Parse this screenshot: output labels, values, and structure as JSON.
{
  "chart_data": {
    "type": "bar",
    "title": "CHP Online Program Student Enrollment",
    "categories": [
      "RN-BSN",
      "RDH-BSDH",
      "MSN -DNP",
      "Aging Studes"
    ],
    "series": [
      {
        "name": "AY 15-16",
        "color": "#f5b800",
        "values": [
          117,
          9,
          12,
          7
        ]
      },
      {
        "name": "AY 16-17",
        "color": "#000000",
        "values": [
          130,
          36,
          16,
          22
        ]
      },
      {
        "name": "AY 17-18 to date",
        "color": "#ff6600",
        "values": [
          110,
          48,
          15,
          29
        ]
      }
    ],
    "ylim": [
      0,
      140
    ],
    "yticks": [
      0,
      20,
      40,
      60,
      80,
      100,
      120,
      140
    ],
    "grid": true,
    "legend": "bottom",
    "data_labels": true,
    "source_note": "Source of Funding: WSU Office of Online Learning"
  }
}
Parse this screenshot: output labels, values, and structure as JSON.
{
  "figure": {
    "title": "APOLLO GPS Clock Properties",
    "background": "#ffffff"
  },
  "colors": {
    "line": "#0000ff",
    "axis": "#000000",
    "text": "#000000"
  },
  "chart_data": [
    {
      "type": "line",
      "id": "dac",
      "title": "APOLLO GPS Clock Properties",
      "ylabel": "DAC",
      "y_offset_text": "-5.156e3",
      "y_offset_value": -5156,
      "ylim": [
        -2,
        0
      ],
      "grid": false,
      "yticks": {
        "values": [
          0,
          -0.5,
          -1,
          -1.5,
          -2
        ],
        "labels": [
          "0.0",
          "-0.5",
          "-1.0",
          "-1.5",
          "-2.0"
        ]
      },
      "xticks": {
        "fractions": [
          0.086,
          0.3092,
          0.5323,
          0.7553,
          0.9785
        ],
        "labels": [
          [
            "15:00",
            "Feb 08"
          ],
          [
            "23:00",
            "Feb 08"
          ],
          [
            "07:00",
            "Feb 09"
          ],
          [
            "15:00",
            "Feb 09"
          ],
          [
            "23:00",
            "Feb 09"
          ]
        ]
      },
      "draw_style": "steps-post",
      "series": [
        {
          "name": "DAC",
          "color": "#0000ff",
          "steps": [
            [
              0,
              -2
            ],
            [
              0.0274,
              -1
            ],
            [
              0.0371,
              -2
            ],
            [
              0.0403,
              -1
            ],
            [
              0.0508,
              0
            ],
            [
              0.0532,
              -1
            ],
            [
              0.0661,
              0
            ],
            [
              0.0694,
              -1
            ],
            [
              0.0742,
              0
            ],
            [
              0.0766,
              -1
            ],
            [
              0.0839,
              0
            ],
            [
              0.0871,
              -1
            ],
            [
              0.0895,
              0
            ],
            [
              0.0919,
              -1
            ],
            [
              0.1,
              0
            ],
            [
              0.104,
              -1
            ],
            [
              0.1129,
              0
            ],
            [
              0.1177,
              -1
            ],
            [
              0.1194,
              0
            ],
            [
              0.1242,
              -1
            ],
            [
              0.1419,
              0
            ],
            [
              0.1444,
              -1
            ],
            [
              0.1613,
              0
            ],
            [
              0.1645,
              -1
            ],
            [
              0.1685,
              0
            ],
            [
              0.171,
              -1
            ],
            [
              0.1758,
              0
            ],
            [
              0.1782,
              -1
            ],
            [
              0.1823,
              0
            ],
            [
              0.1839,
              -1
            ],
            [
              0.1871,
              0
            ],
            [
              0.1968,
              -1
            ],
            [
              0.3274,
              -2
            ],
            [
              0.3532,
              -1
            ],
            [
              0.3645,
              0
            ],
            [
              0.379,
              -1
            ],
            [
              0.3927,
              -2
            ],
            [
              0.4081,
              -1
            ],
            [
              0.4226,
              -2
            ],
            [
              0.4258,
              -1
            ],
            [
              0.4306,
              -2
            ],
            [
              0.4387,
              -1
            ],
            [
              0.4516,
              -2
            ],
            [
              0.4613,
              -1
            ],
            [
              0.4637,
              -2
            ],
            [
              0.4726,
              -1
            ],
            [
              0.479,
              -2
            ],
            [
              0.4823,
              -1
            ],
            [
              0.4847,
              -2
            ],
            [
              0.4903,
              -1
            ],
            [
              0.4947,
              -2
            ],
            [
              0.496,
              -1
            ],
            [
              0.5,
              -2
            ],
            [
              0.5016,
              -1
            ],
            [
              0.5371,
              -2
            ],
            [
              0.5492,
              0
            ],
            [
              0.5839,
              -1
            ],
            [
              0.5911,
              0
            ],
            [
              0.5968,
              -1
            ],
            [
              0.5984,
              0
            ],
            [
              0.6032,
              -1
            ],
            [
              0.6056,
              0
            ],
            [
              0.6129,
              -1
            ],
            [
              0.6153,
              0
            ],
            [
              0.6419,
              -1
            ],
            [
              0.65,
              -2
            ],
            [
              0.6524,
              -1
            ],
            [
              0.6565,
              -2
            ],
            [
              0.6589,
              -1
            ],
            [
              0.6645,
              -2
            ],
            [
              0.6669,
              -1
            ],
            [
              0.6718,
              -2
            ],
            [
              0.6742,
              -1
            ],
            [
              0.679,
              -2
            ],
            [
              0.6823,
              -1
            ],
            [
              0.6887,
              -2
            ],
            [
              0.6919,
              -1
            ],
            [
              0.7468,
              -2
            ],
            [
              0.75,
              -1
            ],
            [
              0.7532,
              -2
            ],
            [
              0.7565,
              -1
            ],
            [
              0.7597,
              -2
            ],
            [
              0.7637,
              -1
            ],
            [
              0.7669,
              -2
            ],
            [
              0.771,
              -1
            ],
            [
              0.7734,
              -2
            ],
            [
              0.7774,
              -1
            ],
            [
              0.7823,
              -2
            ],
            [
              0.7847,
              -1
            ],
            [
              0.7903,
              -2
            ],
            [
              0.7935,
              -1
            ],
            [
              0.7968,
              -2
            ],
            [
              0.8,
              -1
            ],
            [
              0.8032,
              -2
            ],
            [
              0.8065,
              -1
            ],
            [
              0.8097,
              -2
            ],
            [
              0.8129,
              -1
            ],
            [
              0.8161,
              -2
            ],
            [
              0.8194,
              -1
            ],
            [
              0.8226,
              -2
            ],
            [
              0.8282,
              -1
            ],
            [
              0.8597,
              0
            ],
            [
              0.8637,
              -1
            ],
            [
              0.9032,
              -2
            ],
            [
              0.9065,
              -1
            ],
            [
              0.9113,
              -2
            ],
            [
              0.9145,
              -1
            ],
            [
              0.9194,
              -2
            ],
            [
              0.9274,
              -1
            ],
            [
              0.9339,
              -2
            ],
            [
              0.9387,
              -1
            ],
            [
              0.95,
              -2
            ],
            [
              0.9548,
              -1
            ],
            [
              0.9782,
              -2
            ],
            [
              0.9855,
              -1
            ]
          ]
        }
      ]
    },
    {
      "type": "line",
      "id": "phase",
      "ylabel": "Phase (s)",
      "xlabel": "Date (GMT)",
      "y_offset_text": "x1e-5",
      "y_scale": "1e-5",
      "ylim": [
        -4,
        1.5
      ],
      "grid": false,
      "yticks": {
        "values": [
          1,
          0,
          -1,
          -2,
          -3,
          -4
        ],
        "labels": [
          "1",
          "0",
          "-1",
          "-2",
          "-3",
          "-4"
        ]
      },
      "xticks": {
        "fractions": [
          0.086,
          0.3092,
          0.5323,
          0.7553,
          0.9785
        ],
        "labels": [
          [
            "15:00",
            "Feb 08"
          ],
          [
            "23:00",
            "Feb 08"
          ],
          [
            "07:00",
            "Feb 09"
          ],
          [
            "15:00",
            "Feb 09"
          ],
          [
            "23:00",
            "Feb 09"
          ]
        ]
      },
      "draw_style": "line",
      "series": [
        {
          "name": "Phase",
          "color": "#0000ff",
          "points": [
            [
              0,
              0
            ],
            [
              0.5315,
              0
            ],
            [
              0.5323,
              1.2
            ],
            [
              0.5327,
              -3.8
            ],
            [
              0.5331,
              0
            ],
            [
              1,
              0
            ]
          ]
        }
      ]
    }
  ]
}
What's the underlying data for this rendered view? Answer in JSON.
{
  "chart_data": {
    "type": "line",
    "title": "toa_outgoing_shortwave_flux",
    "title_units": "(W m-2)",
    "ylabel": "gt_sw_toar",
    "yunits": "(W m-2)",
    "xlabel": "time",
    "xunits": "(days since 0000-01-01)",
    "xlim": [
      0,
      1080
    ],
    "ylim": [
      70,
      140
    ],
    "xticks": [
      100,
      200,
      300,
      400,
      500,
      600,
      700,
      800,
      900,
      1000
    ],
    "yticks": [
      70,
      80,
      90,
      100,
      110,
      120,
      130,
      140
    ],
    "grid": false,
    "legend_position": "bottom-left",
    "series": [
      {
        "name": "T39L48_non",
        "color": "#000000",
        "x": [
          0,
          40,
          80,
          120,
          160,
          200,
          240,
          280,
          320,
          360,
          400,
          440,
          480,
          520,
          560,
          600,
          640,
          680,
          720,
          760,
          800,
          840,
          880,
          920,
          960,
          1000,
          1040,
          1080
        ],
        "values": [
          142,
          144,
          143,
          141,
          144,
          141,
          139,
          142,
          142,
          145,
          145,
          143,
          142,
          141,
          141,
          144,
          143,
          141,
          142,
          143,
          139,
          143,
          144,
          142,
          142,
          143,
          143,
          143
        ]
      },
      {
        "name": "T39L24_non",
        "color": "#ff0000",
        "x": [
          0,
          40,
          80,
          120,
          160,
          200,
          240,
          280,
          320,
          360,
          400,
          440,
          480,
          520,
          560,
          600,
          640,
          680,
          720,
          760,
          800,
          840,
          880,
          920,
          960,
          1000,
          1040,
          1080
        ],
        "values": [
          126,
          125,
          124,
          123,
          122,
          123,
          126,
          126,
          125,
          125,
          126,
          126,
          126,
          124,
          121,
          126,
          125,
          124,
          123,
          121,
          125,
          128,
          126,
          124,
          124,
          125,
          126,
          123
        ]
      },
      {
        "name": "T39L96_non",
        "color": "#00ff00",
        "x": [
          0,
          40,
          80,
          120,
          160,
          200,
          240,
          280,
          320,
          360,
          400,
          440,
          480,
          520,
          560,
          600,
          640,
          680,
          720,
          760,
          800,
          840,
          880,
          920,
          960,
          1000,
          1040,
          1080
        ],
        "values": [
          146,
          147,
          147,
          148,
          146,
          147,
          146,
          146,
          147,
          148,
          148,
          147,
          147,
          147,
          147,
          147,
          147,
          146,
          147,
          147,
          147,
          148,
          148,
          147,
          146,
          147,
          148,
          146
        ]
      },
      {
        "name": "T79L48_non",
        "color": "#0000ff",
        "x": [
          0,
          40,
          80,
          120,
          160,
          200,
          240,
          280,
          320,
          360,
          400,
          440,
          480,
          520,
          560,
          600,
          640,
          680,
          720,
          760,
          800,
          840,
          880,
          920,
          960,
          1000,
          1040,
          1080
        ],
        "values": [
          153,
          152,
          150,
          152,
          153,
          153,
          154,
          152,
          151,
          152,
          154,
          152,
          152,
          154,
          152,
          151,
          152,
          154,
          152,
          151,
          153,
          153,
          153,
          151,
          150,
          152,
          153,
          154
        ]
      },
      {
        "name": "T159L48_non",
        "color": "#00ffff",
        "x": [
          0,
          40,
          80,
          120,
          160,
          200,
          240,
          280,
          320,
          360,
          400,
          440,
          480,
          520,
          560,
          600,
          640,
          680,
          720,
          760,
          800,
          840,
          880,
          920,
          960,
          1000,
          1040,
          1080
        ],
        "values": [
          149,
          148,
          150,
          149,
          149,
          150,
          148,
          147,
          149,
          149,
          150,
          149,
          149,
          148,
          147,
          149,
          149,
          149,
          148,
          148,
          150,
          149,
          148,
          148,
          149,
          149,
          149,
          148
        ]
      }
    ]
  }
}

## Directions
Where a line of the entries contains the word "type", copy that line.

## Reply
    "type": "bar",
      "type": "line",
      "type": "line",
    "type": "line",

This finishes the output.